* [Task material]
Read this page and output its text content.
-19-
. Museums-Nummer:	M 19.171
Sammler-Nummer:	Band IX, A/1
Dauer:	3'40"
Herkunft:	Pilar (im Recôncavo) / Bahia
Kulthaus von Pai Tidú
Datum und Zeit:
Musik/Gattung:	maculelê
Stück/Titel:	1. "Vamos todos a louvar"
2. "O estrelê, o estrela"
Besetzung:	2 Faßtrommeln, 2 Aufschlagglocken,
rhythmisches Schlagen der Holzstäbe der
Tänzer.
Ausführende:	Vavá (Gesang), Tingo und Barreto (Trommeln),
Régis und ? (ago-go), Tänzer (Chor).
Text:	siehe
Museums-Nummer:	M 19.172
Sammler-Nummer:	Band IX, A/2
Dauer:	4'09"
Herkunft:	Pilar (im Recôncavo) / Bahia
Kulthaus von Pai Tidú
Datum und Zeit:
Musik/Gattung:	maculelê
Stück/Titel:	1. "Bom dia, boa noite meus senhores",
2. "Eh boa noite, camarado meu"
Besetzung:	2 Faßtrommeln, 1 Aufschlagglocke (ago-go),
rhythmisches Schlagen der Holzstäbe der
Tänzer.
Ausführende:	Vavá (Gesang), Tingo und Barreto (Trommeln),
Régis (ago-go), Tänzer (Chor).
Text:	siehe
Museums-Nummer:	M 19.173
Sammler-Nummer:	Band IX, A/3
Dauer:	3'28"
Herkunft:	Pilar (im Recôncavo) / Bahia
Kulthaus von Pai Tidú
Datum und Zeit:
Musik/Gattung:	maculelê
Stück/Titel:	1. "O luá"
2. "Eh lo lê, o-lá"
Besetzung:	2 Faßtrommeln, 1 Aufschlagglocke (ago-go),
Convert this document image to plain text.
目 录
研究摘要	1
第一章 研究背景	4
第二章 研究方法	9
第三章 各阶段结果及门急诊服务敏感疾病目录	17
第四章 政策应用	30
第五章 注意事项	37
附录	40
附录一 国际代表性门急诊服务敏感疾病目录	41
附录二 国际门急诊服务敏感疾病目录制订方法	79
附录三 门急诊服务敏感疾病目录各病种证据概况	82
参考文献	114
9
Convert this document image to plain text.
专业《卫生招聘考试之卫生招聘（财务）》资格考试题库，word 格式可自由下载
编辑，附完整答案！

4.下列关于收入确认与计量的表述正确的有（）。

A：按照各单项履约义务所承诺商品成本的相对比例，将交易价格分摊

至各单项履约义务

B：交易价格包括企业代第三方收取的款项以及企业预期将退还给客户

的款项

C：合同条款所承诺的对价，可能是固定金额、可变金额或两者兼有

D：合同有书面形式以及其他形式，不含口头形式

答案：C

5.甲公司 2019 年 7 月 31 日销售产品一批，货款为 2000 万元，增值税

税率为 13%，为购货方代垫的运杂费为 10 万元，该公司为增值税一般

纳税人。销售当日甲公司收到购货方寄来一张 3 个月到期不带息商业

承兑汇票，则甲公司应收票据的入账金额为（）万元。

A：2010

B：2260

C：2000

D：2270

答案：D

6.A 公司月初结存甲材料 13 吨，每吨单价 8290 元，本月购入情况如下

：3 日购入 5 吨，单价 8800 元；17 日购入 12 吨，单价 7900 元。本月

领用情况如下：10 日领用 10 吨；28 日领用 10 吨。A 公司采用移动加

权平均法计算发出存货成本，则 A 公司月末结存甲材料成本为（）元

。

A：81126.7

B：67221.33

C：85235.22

* [Given instruction] Take the lines above and retype all of them exactly.

* [Full output]
Read this page and output its text content.
-19-
. Museums-Nummer:	M 19.171
Sammler-Nummer:	Band IX, A/1
Dauer:	3'40"
Herkunft:	Pilar (im Recôncavo) / Bahia
Kulthaus von Pai Tidú
Datum und Zeit:
Musik/Gattung:	maculelê
Stück/Titel:	1. "Vamos todos a louvar"
2. "O estrelê, o estrela"
Besetzung:	2 Faßtrommeln, 2 Aufschlagglocken,
rhythmisches Schlagen der Holzstäbe der
Tänzer.
Ausführende:	Vavá (Gesang), Tingo und Barreto (Trommeln),
Régis und ? (ago-go), Tänzer (Chor).
Text:	siehe
Museums-Nummer:	M 19.172
Sammler-Nummer:	Band IX, A/2
Dauer:	4'09"
Herkunft:	Pilar (im Recôncavo) / Bahia
Kulthaus von Pai Tidú
Datum und Zeit:
Musik/Gattung:	maculelê
Stück/Titel:	1. "Bom dia, boa noite meus senhores",
2. "Eh boa noite, camarado meu"
Besetzung:	2 Faßtrommeln, 1 Aufschlagglocke (ago-go),
rhythmisches Schlagen der Holzstäbe der
Tänzer.
Ausführende:	Vavá (Gesang), Tingo und Barreto (Trommeln),
Régis (ago-go), Tänzer (Chor).
Text:	siehe
Museums-Nummer:	M 19.173
Sammler-Nummer:	Band IX, A/3
Dauer:	3'28"
Herkunft:	Pilar (im Recôncavo) / Bahia
Kulthaus von Pai Tidú
Datum und Zeit:
Musik/Gattung:	maculelê
Stück/Titel:	1. "O luá"
2. "Eh lo lê, o-lá"
Besetzung:	2 Faßtrommeln, 1 Aufschlagglocke (ago-go),
Convert this document image to plain text.
目 录
研究摘要	1
第一章 研究背景	4
第二章 研究方法	9
第三章 各阶段结果及门急诊服务敏感疾病目录	17
第四章 政策应用	30
第五章 注意事项	37
附录	40
附录一 国际代表性门急诊服务敏感疾病目录	41
附录二 国际门急诊服务敏感疾病目录制订方法	79
附录三 门急诊服务敏感疾病目录各病种证据概况	82
参考文献	114
9
Convert this document image to plain text.
专业《卫生招聘考试之卫生招聘（财务）》资格考试题库，word 格式可自由下载
编辑，附完整答案！

4.下列关于收入确认与计量的表述正确的有（）。

A：按照各单项履约义务所承诺商品成本的相对比例，将交易价格分摊

至各单项履约义务

B：交易价格包括企业代第三方收取的款项以及企业预期将退还给客户

的款项

C：合同条款所承诺的对价，可能是固定金额、可变金额或两者兼有

D：合同有书面形式以及其他形式，不含口头形式

答案：C

5.甲公司 2019 年 7 月 31 日销售产品一批，货款为 2000 万元，增值税

税率为 13%，为购货方代垫的运杂费为 10 万元，该公司为增值税一般

纳税人。销售当日甲公司收到购货方寄来一张 3 个月到期不带息商业

承兑汇票，则甲公司应收票据的入账金额为（）万元。

A：2010

B：2260

C：2000

D：2270

答案：D

6.A 公司月初结存甲材料 13 吨，每吨单价 8290 元，本月购入情况如下

：3 日购入 5 吨，单价 8800 元；17 日购入 12 吨，单价 7900 元。本月

领用情况如下：10 日领用 10 吨；28 日领用 10 吨。A 公司采用移动加

权平均法计算发出存货成本，则 A 公司月末结存甲材料成本为（）元

。

A：81126.7

B：67221.33

C：85235.22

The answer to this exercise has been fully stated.